Input for this task -
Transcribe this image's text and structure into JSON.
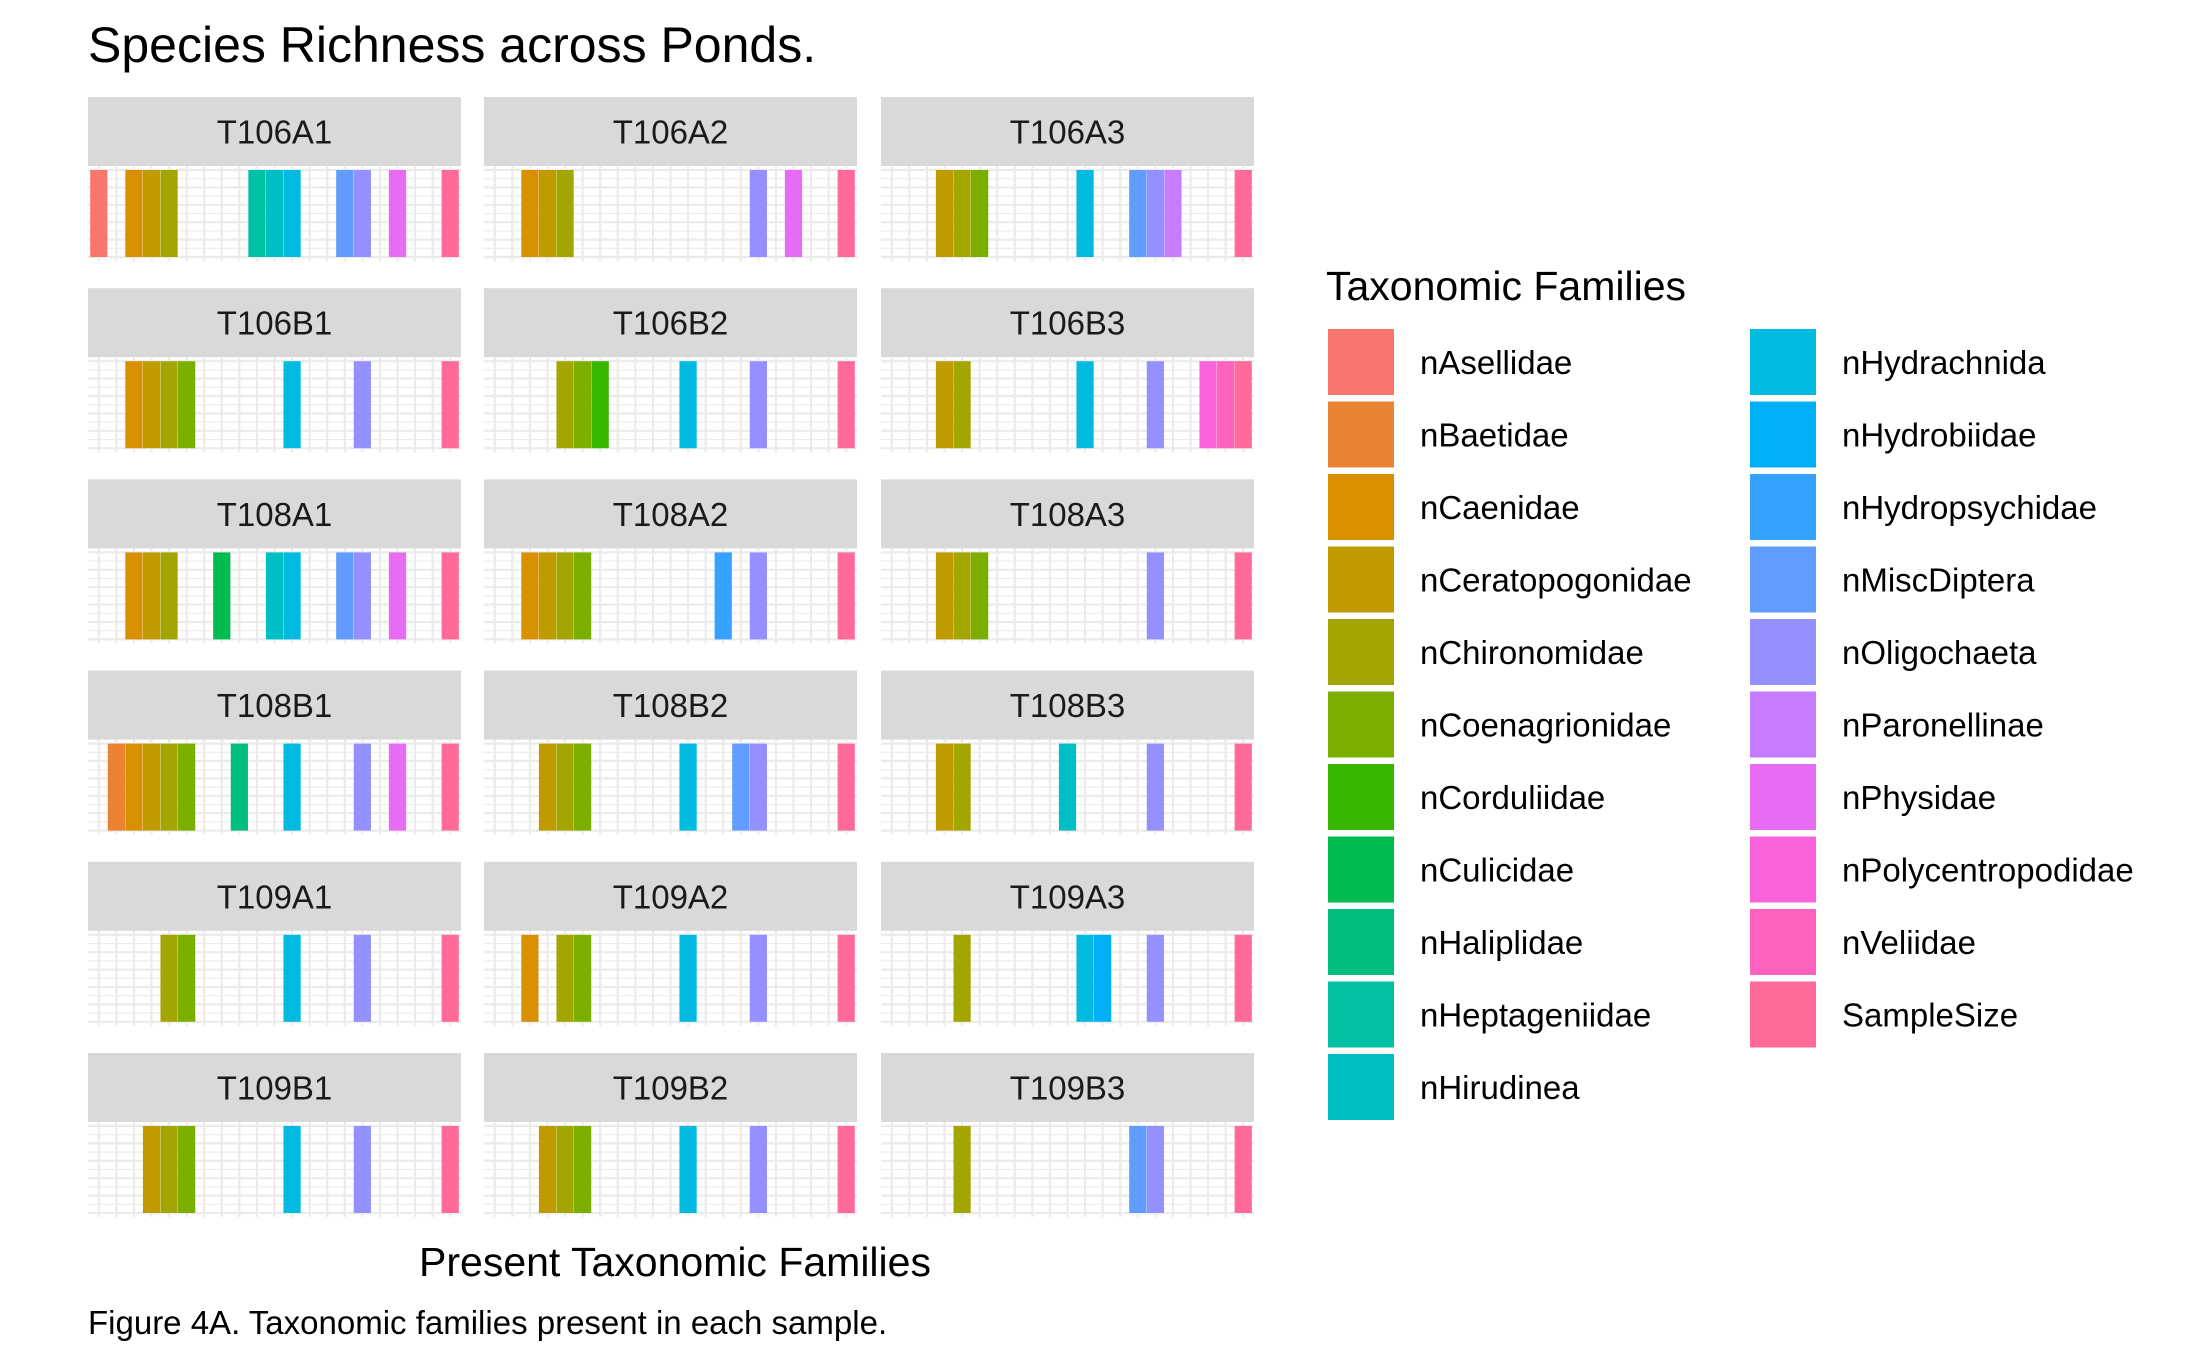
{
  "chart_data": {
    "type": "bar",
    "title": "Species Richness across Ponds.",
    "xlabel": "Present Taxonomic Families",
    "ylabel": "",
    "caption": "Figure 4A. Taxonomic families present in each sample.",
    "legend_title": "Taxonomic Families",
    "legend_position": "right",
    "grid": true,
    "categories": [
      "nAsellidae",
      "nBaetidae",
      "nCaenidae",
      "nCeratopogonidae",
      "nChironomidae",
      "nCoenagrionidae",
      "nCorduliidae",
      "nCulicidae",
      "nHaliplidae",
      "nHeptageniidae",
      "nHirudinea",
      "nHydrachnida",
      "nHydrobiidae",
      "nHydropsychidae",
      "nMiscDiptera",
      "nOligochaeta",
      "nParonellinae",
      "nPhysidae",
      "nPolycentropodidae",
      "nVeliidae",
      "SampleSize"
    ],
    "colors": [
      "#F8766D",
      "#EA8331",
      "#D89000",
      "#C09B00",
      "#A3A500",
      "#7CAE00",
      "#39B600",
      "#00BB4E",
      "#00BF7D",
      "#00C1A3",
      "#00BFC4",
      "#00BAE0",
      "#00B0F6",
      "#35A2FF",
      "#619CFF",
      "#9590FF",
      "#C77CFF",
      "#E76BF3",
      "#FA62DB",
      "#FF62BC",
      "#FF6A98"
    ],
    "panels": [
      {
        "label": "T106A1",
        "present": [
          0,
          2,
          3,
          4,
          9,
          10,
          11,
          14,
          15,
          17,
          20
        ]
      },
      {
        "label": "T106A2",
        "present": [
          2,
          3,
          4,
          15,
          17,
          20
        ]
      },
      {
        "label": "T106A3",
        "present": [
          3,
          4,
          5,
          11,
          14,
          15,
          16,
          20
        ]
      },
      {
        "label": "T106B1",
        "present": [
          2,
          3,
          4,
          5,
          11,
          15,
          20
        ]
      },
      {
        "label": "T106B2",
        "present": [
          4,
          5,
          6,
          11,
          15,
          20
        ]
      },
      {
        "label": "T106B3",
        "present": [
          3,
          4,
          11,
          15,
          18,
          19,
          20
        ]
      },
      {
        "label": "T108A1",
        "present": [
          2,
          3,
          4,
          7,
          10,
          11,
          14,
          15,
          17,
          20
        ]
      },
      {
        "label": "T108A2",
        "present": [
          2,
          3,
          4,
          5,
          13,
          15,
          20
        ]
      },
      {
        "label": "T108A3",
        "present": [
          3,
          4,
          5,
          15,
          20
        ]
      },
      {
        "label": "T108B1",
        "present": [
          1,
          2,
          3,
          4,
          5,
          8,
          11,
          15,
          17,
          20
        ]
      },
      {
        "label": "T108B2",
        "present": [
          3,
          4,
          5,
          11,
          14,
          15,
          20
        ]
      },
      {
        "label": "T108B3",
        "present": [
          3,
          4,
          10,
          15,
          20
        ]
      },
      {
        "label": "T109A1",
        "present": [
          4,
          5,
          11,
          15,
          20
        ]
      },
      {
        "label": "T109A2",
        "present": [
          2,
          4,
          5,
          11,
          15,
          20
        ]
      },
      {
        "label": "T109A3",
        "present": [
          4,
          11,
          12,
          15,
          20
        ]
      },
      {
        "label": "T109B1",
        "present": [
          3,
          4,
          5,
          11,
          15,
          20
        ]
      },
      {
        "label": "T109B2",
        "present": [
          3,
          4,
          5,
          11,
          15,
          20
        ]
      },
      {
        "label": "T109B3",
        "present": [
          4,
          14,
          15,
          20
        ]
      }
    ]
  }
}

What the task requires - Repeat the entries exactly and keep the pictures out of the copy.

Completed task -
Transcribe this image's text and structure into JSON.
{
  "chart_data": {
    "type": "bar",
    "title": "Species Richness across Ponds.",
    "xlabel": "Present Taxonomic Families",
    "ylabel": "",
    "caption": "Figure 4A. Taxonomic families present in each sample.",
    "legend_title": "Taxonomic Families",
    "legend_position": "right",
    "grid": true,
    "categories": [
      "nAsellidae",
      "nBaetidae",
      "nCaenidae",
      "nCeratopogonidae",
      "nChironomidae",
      "nCoenagrionidae",
      "nCorduliidae",
      "nCulicidae",
      "nHaliplidae",
      "nHeptageniidae",
      "nHirudinea",
      "nHydrachnida",
      "nHydrobiidae",
      "nHydropsychidae",
      "nMiscDiptera",
      "nOligochaeta",
      "nParonellinae",
      "nPhysidae",
      "nPolycentropodidae",
      "nVeliidae",
      "SampleSize"
    ],
    "colors": [
      "#F8766D",
      "#EA8331",
      "#D89000",
      "#C09B00",
      "#A3A500",
      "#7CAE00",
      "#39B600",
      "#00BB4E",
      "#00BF7D",
      "#00C1A3",
      "#00BFC4",
      "#00BAE0",
      "#00B0F6",
      "#35A2FF",
      "#619CFF",
      "#9590FF",
      "#C77CFF",
      "#E76BF3",
      "#FA62DB",
      "#FF62BC",
      "#FF6A98"
    ],
    "panels": [
      {
        "label": "T106A1",
        "present": [
          0,
          2,
          3,
          4,
          9,
          10,
          11,
          14,
          15,
          17,
          20
        ]
      },
      {
        "label": "T106A2",
        "present": [
          2,
          3,
          4,
          15,
          17,
          20
        ]
      },
      {
        "label": "T106A3",
        "present": [
          3,
          4,
          5,
          11,
          14,
          15,
          16,
          20
        ]
      },
      {
        "label": "T106B1",
        "present": [
          2,
          3,
          4,
          5,
          11,
          15,
          20
        ]
      },
      {
        "label": "T106B2",
        "present": [
          4,
          5,
          6,
          11,
          15,
          20
        ]
      },
      {
        "label": "T106B3",
        "present": [
          3,
          4,
          11,
          15,
          18,
          19,
          20
        ]
      },
      {
        "label": "T108A1",
        "present": [
          2,
          3,
          4,
          7,
          10,
          11,
          14,
          15,
          17,
          20
        ]
      },
      {
        "label": "T108A2",
        "present": [
          2,
          3,
          4,
          5,
          13,
          15,
          20
        ]
      },
      {
        "label": "T108A3",
        "present": [
          3,
          4,
          5,
          15,
          20
        ]
      },
      {
        "label": "T108B1",
        "present": [
          1,
          2,
          3,
          4,
          5,
          8,
          11,
          15,
          17,
          20
        ]
      },
      {
        "label": "T108B2",
        "present": [
          3,
          4,
          5,
          11,
          14,
          15,
          20
        ]
      },
      {
        "label": "T108B3",
        "present": [
          3,
          4,
          10,
          15,
          20
        ]
      },
      {
        "label": "T109A1",
        "present": [
          4,
          5,
          11,
          15,
          20
        ]
      },
      {
        "label": "T109A2",
        "present": [
          2,
          4,
          5,
          11,
          15,
          20
        ]
      },
      {
        "label": "T109A3",
        "present": [
          4,
          11,
          12,
          15,
          20
        ]
      },
      {
        "label": "T109B1",
        "present": [
          3,
          4,
          5,
          11,
          15,
          20
        ]
      },
      {
        "label": "T109B2",
        "present": [
          3,
          4,
          5,
          11,
          15,
          20
        ]
      },
      {
        "label": "T109B3",
        "present": [
          4,
          14,
          15,
          20
        ]
      }
    ]
  }
}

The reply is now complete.